● REQUEST A
Pull out every line of the rows that contains the string "elements", matching case exactly.

New York Mayor Bill de Blasio in September announced that the city is developing legislation that would require predictable work schedules for about 65,000 hourly fast-food employees in the city.
Predictive scheduling is expected to come back in Washington, D.C. next year “in a very serious way,” Farhat said. And California may onceagain consider a statewide measure, she added.
Don’t Forget About State Preemption Laws
Hong observed that several states have preemption laws that prevent cities, towns and counties from passing workplace laws that conflict with state or federal law.
About 22 states so far have expressly preempted localities from adopting such laws, like those that would raise minimum wages, provide leave benefits or expand workplace anti-discrimination protections. Most of these state have enacted the laws within the last five years., Lawmakers in about 11 other states have introduced similar bills so far in 2016.
At least five states—Alabama, Arizona, Indiana, Kansas and Michigan—have laws that could preempt local predictive scheduling laws, Hong said.

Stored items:
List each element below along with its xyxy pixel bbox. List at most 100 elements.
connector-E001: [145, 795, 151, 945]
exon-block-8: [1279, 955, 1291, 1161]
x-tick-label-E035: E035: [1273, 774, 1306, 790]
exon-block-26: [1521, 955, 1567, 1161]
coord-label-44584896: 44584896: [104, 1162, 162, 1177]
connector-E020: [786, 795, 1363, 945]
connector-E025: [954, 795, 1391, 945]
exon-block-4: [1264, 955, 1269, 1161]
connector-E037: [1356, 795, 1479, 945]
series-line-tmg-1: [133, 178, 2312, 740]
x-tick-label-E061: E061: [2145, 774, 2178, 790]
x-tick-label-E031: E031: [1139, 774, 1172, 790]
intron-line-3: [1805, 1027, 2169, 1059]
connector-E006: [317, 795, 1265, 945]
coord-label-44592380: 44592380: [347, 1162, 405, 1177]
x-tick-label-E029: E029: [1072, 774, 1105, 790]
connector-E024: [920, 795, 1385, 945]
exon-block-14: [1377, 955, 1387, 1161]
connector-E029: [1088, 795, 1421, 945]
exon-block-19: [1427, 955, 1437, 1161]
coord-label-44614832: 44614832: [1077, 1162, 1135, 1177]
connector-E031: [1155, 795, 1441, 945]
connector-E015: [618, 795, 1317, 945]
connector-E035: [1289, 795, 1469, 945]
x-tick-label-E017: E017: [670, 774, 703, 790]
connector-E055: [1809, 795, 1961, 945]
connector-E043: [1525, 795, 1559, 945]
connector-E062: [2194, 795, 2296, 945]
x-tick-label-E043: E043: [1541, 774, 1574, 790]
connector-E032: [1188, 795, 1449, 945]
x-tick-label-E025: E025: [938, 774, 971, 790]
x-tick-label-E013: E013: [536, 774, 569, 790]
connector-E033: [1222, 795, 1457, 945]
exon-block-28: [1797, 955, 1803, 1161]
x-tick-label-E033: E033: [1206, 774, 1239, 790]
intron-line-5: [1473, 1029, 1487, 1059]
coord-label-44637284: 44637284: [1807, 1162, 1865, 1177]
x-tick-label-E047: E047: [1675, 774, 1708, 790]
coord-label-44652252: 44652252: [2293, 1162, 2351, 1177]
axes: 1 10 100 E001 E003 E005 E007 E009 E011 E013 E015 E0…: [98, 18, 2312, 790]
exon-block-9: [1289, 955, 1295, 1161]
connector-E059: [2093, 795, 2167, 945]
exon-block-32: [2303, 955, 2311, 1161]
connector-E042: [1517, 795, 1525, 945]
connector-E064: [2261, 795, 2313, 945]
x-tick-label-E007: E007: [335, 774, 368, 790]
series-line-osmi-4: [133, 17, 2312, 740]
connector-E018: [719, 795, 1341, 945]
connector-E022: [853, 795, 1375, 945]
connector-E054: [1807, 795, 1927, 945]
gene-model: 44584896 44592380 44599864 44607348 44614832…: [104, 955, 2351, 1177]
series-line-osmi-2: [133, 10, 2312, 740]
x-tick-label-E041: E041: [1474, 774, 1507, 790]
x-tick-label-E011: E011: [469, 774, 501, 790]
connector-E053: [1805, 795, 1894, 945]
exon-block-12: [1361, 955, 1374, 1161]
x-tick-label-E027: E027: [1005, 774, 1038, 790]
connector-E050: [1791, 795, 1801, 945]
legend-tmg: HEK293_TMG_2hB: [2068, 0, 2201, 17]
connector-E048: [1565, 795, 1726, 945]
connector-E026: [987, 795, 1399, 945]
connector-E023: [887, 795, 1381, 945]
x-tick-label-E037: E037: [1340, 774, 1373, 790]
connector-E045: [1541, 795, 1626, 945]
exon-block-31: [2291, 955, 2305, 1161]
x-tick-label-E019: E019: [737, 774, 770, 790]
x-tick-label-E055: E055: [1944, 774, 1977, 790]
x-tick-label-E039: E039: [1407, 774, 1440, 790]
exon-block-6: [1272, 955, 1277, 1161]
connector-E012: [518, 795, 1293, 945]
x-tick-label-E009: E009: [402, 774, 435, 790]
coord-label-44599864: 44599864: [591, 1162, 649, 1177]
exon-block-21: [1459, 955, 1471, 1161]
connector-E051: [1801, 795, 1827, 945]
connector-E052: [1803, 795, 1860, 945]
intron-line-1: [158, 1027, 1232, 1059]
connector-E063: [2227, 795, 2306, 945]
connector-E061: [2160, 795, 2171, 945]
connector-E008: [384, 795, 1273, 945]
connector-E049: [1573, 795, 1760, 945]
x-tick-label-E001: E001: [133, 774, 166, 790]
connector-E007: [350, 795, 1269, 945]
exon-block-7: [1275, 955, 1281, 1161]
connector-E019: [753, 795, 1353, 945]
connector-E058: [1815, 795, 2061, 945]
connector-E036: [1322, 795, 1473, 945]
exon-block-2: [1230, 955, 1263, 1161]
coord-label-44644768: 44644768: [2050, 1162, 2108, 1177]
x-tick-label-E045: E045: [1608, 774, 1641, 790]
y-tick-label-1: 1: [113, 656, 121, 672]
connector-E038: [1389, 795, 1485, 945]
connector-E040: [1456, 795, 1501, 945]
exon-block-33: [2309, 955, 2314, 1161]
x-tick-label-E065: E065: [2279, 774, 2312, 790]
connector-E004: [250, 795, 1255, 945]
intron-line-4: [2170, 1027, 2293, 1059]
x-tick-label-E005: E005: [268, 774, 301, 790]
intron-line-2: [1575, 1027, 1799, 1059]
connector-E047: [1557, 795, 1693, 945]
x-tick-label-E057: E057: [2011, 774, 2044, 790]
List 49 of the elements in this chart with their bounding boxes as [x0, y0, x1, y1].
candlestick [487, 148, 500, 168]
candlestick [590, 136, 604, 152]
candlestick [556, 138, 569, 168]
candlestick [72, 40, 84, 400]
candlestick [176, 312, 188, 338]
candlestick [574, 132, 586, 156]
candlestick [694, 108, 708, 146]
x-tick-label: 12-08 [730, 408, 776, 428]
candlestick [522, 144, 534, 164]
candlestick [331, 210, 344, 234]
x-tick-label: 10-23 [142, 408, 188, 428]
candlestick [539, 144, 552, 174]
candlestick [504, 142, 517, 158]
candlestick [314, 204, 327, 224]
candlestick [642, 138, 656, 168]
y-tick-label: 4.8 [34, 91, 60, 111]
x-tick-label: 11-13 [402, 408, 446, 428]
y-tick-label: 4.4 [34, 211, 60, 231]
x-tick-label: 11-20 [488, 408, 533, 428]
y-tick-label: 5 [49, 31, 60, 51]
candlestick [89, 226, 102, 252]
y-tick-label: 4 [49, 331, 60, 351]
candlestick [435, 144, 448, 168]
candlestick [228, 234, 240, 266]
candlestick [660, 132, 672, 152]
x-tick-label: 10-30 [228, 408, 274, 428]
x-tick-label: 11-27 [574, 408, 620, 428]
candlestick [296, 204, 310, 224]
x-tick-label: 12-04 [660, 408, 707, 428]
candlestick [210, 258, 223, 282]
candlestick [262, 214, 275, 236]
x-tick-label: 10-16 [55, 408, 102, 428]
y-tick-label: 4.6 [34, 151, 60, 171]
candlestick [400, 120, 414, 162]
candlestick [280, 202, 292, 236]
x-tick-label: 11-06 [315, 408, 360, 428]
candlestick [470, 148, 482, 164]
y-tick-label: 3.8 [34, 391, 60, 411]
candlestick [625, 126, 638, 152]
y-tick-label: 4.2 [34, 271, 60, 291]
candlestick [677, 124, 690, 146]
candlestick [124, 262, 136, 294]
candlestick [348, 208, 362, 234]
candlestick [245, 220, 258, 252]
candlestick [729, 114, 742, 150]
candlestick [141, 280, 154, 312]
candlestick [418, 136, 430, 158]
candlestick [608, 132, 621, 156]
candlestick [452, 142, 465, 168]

● REQUEST B
Answer these questions from the passage on predictive scheduling laws:
(i) About how many hourly fast-food employees would the New York City legislation cover?
(ii) About how many states have expressly preempted localities from adopting such workplace laws?
(iii) Which five states have laws that could preempt local predictive scheduling laws?

● RESPONSE A
List each element below along with its xyxy pixel bbox. List at most 100 elements.
List 49 of the elements in this chart with their bounding boxes as [x0, y0, x1, y1].

● RESPONSE B
(i) About 65,000
(ii) About 22
(iii) Alabama, Arizona, Indiana, Kansas and Michigan